**WORK INSTRUCTIONS**.
Look through the listing below and work out how many of its lines hold the word "spese". Give only the number.

[Stored items]
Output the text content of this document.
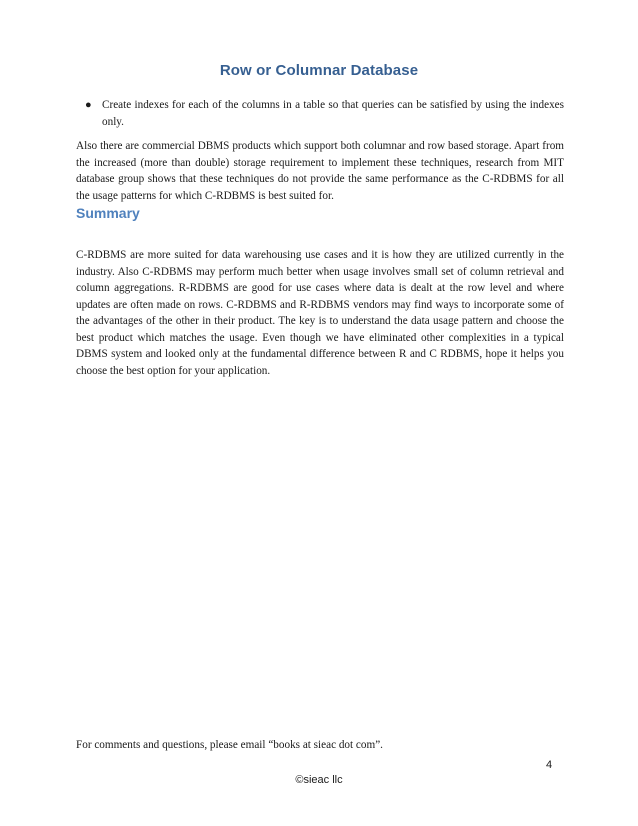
Row or Columnar Database
● Create indexes for each of the columns in a table so that queries can be satisfied by using the indexes only.

Also there are commercial DBMS products which support both columnar and row based storage. Apart from the increased (more than double) storage requirement to implement these techniques, research from MIT database group shows that these techniques do not provide the same performance as the C-RDBMS for all the usage patterns for which C-RDBMS is best suited for.

Summary

C-RDBMS are more suited for data warehousing use cases and it is how they are utilized currently in the industry. Also C-RDBMS may perform much better when usage involves small set of column retrieval and column aggregations. R-RDBMS are good for use cases where data is dealt at the row level and where updates are often made on rows. C-RDBMS and R-RDBMS vendors may find ways to incorporate some of the advantages of the other in their product. The key is to understand the data usage pattern and choose the best product which matches the usage. Even though we have eliminated other complexities in a typical DBMS system and looked only at the fundamental difference between R and C RDBMS, hope it helps you choose the best option for your application.

For comments and questions, please email “books at sieac dot com”.
4
©sieac llc
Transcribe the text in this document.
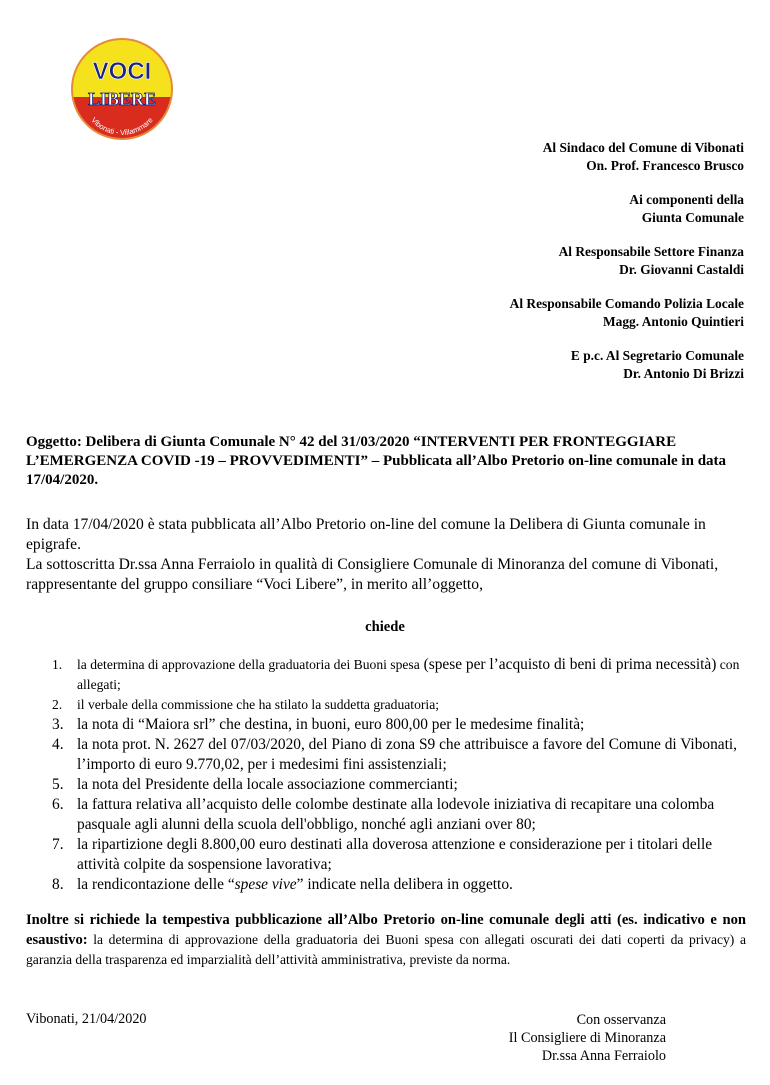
VOCI
LIBERE
Vibonati - Villammare
Al Sindaco del Comune di Vibonati
On. Prof. Francesco Brusco
Ai componenti della
Giunta Comunale
Al Responsabile Settore Finanza
Dr. Giovanni Castaldi
Al Responsabile Comando Polizia Locale
Magg. Antonio Quintieri
E p.c. Al Segretario Comunale
Dr. Antonio Di Brizzi
Oggetto: Delibera di Giunta Comunale N° 42 del 31/03/2020 “INTERVENTI PER FRONTEGGIARE L’EMERGENZA COVID -19 – PROVVEDIMENTI” – Pubblicata all’Albo Pretorio on-line comunale in data 17/04/2020.
In data 17/04/2020 è stata pubblicata all’Albo Pretorio on-line del comune la Delibera di Giunta comunale in epigrafe.
La sottoscritta Dr.ssa Anna Ferraiolo in qualità di Consigliere Comunale di Minoranza del comune di Vibonati, rappresentante del gruppo consiliare “Voci Libere”, in merito all’oggetto,
chiede
1. la determina di approvazione della graduatoria dei Buoni spesa (spese per l’acquisto di beni di prima necessità) con allegati;
2. il verbale della commissione che ha stilato la suddetta graduatoria;
3. la nota di “Maiora srl” che destina, in buoni, euro 800,00 per le medesime finalità;
4. la nota prot. N. 2627 del 07/03/2020, del Piano di zona S9 che attribuisce a favore del Comune di Vibonati, l’importo di euro 9.770,02, per i medesimi fini assistenziali;
5. la nota del Presidente della locale associazione commercianti;
6. la fattura relativa all’acquisto delle colombe destinate alla lodevole iniziativa di recapitare una colomba pasquale agli alunni della scuola dell'obbligo, nonché agli anziani over 80;
7. la ripartizione degli 8.800,00 euro destinati alla doverosa attenzione e considerazione per i titolari delle attività colpite da sospensione lavorativa;
8. la rendicontazione delle “spese vive” indicate nella delibera in oggetto.
Inoltre si richiede la tempestiva pubblicazione all’Albo Pretorio on-line comunale degli atti (es. indicativo e non esaustivo: la determina di approvazione della graduatoria dei Buoni spesa con allegati oscurati dei dati coperti da privacy) a garanzia della trasparenza ed imparzialità dell’attività amministrativa, previste da norma.
Vibonati, 21/04/2020	Con osservanza
Il Consigliere di Minoranza
Dr.ssa Anna Ferraiolo
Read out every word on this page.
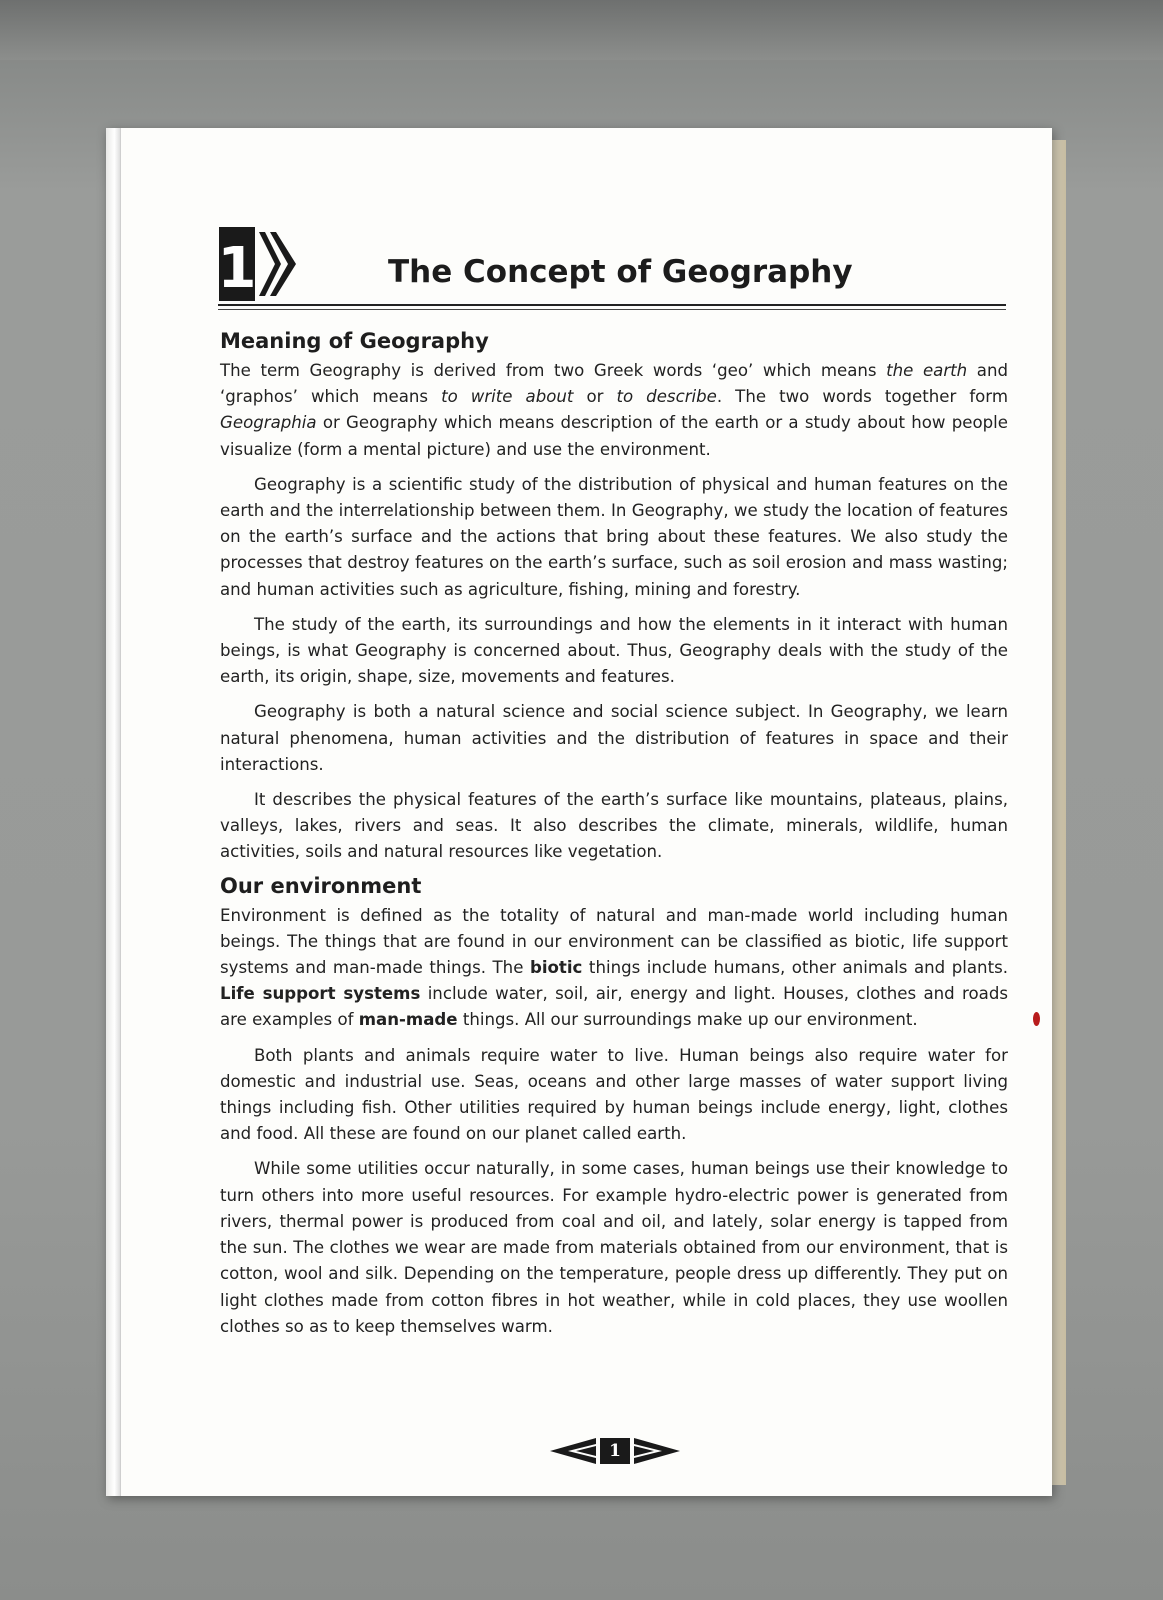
1	The Concept of Geography
Meaning of Geography

The term Geography is derived from two Greek words ‘geo’ which means the earth and ‘graphos’ which means to write about or to describe. The two words together form Geographia or Geography which means description of the earth or a study about how people visualize (form a mental picture) and use the environment.

Geography is a scientific study of the distribution of physical and human features on the earth and the interrelationship between them. In Geography, we study the location of features on the earth’s surface and the actions that bring about these features. We also study the processes that destroy features on the earth’s surface, such as soil erosion and mass wasting; and human activities such as agriculture, fishing, mining and forestry.

The study of the earth, its surroundings and how the elements in it interact with human beings, is what Geography is concerned about. Thus, Geography deals with the study of the earth, its origin, shape, size, movements and features.

Geography is both a natural science and social science subject. In Geography, we learn natural phenomena, human activities and the distribution of features in space and their interactions.

It describes the physical features of the earth’s surface like mountains, plateaus, plains, valleys, lakes, rivers and seas. It also describes the climate, minerals, wildlife, human activities, soils and natural resources like vegetation.

Our environment

Environment is defined as the totality of natural and man-made world including human beings. The things that are found in our environment can be classified as biotic, life support systems and man-made things. The biotic things include humans, other animals and plants. Life support systems include water, soil, air, energy and light. Houses, clothes and roads are examples of man-made things. All our surroundings make up our environment.

Both plants and animals require water to live. Human beings also require water for domestic and industrial use. Seas, oceans and other large masses of water support living things including fish. Other utilities required by human beings include energy, light, clothes and food. All these are found on our planet called earth.

While some utilities occur naturally, in some cases, human beings use their knowledge to turn others into more useful resources. For example hydro-electric power is generated from rivers, thermal power is produced from coal and oil, and lately, solar energy is tapped from the sun. The clothes we wear are made from materials obtained from our environment, that is cotton, wool and silk. Depending on the temperature, people dress up differently. They put on light clothes made from cotton fibres in hot weather, while in cold places, they use woollen clothes so as to keep themselves warm.

1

**TASK SOLUTION**.
2